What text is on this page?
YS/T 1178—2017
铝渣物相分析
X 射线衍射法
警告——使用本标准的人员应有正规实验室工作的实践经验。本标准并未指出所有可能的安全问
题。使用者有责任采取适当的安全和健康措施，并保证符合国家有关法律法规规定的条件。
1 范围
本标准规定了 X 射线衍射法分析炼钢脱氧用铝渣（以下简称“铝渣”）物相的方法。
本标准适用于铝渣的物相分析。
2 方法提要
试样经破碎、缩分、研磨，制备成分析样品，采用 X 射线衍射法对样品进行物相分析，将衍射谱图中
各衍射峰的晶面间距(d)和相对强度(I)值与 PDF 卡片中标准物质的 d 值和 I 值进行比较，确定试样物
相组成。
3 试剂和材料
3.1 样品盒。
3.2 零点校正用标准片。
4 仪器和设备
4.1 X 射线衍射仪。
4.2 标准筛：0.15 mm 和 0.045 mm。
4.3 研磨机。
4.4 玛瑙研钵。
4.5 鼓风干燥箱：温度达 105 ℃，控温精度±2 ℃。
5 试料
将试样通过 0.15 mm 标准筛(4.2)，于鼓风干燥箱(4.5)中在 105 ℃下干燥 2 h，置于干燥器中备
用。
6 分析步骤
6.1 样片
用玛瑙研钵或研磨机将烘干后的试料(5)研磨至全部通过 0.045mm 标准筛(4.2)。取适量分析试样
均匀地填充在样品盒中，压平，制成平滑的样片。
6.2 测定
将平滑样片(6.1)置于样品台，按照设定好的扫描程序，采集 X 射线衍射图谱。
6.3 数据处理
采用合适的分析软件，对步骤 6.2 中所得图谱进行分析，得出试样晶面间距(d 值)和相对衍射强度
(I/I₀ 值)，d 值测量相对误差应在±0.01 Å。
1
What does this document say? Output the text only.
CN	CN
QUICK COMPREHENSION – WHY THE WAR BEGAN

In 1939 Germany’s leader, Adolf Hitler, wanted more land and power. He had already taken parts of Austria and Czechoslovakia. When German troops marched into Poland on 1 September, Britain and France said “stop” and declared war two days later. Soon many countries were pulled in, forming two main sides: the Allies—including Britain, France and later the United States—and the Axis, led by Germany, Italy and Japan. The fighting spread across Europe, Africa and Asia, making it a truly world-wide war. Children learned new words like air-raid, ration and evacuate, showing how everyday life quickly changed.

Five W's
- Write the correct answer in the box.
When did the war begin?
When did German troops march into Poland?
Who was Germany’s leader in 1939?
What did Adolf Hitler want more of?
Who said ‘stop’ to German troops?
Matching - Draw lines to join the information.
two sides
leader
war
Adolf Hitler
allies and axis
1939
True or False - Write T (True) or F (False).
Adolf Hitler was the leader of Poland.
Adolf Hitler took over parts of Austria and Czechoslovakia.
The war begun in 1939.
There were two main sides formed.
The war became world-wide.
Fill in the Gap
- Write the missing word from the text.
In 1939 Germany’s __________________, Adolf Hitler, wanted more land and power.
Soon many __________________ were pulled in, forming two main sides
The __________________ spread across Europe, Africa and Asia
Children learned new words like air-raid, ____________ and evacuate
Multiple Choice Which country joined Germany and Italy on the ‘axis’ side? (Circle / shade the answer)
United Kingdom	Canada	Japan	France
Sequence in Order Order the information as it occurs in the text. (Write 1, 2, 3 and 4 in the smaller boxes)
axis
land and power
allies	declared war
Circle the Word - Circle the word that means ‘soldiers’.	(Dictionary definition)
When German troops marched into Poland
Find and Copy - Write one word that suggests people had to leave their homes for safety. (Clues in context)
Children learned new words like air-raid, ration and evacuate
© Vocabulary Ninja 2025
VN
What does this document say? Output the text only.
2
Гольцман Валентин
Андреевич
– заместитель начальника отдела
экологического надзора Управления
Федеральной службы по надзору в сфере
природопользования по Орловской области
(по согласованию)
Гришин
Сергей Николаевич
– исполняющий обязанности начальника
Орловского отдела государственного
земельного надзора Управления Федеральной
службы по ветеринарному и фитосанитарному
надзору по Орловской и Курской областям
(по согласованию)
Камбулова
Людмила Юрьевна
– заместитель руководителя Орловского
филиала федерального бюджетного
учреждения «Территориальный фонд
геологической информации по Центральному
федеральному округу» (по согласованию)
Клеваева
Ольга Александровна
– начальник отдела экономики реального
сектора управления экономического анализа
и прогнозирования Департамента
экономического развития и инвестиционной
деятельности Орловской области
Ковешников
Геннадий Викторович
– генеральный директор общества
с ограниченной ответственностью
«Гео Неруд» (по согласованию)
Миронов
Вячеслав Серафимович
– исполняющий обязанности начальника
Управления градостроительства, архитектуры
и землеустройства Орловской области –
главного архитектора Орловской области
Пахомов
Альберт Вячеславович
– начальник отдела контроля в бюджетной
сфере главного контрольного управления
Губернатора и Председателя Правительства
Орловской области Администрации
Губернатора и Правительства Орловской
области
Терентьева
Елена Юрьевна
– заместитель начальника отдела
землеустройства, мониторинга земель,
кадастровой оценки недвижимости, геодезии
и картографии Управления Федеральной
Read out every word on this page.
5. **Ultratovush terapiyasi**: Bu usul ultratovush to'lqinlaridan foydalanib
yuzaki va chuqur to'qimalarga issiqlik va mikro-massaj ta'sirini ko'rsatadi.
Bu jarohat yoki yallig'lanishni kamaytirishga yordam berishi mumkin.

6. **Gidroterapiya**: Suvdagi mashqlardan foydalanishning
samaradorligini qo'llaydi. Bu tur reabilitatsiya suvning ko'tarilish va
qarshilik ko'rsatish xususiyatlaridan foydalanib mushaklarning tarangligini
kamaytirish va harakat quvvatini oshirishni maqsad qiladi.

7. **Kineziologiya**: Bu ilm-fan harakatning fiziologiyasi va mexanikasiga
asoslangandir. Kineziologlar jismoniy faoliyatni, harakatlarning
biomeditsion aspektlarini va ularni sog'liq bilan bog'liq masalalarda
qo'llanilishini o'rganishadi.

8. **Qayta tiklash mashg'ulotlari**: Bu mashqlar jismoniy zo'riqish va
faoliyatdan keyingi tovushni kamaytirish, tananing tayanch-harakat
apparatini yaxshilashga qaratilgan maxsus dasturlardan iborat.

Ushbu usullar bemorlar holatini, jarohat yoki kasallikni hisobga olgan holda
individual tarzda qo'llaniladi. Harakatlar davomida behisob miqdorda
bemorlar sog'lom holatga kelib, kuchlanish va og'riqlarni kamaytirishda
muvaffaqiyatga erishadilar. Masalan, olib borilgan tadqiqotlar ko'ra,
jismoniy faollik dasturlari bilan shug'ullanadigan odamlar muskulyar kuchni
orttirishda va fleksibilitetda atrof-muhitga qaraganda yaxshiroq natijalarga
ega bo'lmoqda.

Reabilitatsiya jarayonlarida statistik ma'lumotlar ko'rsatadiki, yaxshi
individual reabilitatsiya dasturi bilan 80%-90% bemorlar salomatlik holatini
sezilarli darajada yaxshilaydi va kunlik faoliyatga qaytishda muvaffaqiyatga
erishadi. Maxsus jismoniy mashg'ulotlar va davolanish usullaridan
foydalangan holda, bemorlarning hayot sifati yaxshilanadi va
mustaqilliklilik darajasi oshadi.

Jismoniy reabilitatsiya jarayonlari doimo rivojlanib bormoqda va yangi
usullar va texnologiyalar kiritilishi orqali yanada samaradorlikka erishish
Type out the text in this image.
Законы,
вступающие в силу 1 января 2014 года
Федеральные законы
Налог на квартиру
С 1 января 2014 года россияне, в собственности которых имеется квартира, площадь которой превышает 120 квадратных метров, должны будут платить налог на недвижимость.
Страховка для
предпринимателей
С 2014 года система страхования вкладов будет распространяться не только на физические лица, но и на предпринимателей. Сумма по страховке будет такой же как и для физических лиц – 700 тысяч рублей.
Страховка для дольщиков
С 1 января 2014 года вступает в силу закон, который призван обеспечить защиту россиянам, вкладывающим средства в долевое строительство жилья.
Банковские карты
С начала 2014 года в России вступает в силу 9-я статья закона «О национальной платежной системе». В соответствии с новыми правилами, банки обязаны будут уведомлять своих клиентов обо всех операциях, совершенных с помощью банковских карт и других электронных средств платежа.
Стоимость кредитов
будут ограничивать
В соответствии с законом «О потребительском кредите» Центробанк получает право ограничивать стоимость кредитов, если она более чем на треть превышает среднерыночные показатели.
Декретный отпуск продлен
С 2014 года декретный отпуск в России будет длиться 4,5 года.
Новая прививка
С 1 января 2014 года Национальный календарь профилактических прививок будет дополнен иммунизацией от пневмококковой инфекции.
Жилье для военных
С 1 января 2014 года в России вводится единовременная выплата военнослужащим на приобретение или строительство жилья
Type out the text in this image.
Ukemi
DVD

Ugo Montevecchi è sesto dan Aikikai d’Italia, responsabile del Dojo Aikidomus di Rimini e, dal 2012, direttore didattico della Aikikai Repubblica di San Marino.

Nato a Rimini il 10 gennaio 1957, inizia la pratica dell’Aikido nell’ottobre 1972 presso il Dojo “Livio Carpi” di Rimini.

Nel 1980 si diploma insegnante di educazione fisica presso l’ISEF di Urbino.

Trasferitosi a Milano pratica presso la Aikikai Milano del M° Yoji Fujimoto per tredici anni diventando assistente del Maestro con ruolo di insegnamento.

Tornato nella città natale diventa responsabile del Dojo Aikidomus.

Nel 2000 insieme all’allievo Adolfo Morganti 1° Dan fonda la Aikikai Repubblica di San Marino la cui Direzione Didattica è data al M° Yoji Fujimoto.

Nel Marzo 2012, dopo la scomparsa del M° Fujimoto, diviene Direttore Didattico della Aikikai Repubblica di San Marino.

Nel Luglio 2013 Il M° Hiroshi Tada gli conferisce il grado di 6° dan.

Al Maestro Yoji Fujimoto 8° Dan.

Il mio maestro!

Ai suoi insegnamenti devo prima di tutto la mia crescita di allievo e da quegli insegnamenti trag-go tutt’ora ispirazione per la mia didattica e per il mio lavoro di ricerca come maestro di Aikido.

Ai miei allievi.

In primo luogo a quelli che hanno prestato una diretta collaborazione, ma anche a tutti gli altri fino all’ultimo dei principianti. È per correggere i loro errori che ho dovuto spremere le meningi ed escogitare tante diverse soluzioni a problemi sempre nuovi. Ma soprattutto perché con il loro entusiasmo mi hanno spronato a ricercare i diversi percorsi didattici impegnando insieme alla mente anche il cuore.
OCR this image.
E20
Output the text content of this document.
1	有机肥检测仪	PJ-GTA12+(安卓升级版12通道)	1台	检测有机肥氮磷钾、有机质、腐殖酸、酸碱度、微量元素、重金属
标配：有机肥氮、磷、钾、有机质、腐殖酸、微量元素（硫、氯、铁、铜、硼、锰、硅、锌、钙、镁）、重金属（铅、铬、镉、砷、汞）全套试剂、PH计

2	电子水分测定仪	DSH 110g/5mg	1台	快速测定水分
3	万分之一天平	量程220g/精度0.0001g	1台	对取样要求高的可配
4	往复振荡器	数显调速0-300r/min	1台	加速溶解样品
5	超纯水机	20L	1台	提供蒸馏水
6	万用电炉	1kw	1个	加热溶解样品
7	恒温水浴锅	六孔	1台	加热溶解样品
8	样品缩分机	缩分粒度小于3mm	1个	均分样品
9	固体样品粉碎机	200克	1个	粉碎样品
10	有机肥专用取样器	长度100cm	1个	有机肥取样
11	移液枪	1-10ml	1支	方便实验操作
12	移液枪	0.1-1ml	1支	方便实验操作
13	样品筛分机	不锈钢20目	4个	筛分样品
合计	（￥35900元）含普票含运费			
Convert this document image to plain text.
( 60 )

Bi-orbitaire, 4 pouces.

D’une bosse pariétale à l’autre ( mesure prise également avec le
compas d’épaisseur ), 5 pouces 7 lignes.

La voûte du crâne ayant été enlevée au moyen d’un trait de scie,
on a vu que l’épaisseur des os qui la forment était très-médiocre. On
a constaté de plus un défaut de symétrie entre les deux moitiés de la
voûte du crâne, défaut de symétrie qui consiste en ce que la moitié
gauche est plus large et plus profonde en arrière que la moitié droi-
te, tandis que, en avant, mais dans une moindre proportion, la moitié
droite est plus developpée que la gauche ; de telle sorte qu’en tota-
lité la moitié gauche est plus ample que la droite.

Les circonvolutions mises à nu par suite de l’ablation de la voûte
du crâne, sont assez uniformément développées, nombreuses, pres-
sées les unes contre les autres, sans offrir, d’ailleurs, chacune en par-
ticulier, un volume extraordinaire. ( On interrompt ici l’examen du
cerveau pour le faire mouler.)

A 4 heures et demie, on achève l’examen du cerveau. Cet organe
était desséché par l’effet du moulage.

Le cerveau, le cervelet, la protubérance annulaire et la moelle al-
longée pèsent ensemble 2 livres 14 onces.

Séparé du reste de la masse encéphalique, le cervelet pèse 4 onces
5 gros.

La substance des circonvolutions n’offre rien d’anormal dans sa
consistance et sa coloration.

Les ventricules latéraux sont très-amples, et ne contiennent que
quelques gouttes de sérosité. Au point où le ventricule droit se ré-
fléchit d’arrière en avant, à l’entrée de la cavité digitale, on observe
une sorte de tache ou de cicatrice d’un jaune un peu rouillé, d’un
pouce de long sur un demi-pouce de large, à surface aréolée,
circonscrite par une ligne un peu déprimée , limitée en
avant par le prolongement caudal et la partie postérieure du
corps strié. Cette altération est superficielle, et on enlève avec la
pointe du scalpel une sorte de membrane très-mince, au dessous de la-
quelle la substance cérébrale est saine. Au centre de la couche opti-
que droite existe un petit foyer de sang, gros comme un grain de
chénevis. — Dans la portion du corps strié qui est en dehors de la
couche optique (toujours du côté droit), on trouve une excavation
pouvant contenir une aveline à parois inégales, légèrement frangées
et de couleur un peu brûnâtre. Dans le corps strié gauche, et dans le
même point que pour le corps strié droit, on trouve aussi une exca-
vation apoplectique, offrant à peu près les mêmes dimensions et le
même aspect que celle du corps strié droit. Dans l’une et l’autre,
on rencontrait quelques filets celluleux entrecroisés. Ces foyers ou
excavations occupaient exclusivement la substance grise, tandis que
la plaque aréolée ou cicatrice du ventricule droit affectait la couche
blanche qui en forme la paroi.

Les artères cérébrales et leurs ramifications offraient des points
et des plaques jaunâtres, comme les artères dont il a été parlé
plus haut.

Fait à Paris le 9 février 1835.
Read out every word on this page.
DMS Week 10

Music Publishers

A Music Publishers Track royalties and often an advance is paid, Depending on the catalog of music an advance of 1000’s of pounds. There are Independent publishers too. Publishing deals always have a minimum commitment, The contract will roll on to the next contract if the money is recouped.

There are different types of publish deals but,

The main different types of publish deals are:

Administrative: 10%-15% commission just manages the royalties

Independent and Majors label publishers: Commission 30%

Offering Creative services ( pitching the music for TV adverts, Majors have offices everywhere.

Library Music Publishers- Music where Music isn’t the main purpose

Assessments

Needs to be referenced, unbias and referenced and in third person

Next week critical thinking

☆ ☆ ☆ ☆ ☆

▸ **GIVEN EXERCISE**: Return every line containing "Europe".

▸ **WRITTEN ANSWER**:
In 1939 Germany’s leader, Adolf Hitler, wanted more land and power. He had already taken parts of Austria and Czechoslovakia. When German troops marched into Poland on 1 September, Britain and France said “stop” and declared war two days later. Soon many countries were pulled in, forming two main sides: the Allies—including Britain, France and later the United States—and the Axis, led by Germany, Italy and Japan. The fighting spread across Europe, Africa and Asia, making it a truly world-wide war. Children learned new words like air-raid, ration and evacuate, showing how everyday life quickly changed.
The __________________ spread across Europe, Africa and Asia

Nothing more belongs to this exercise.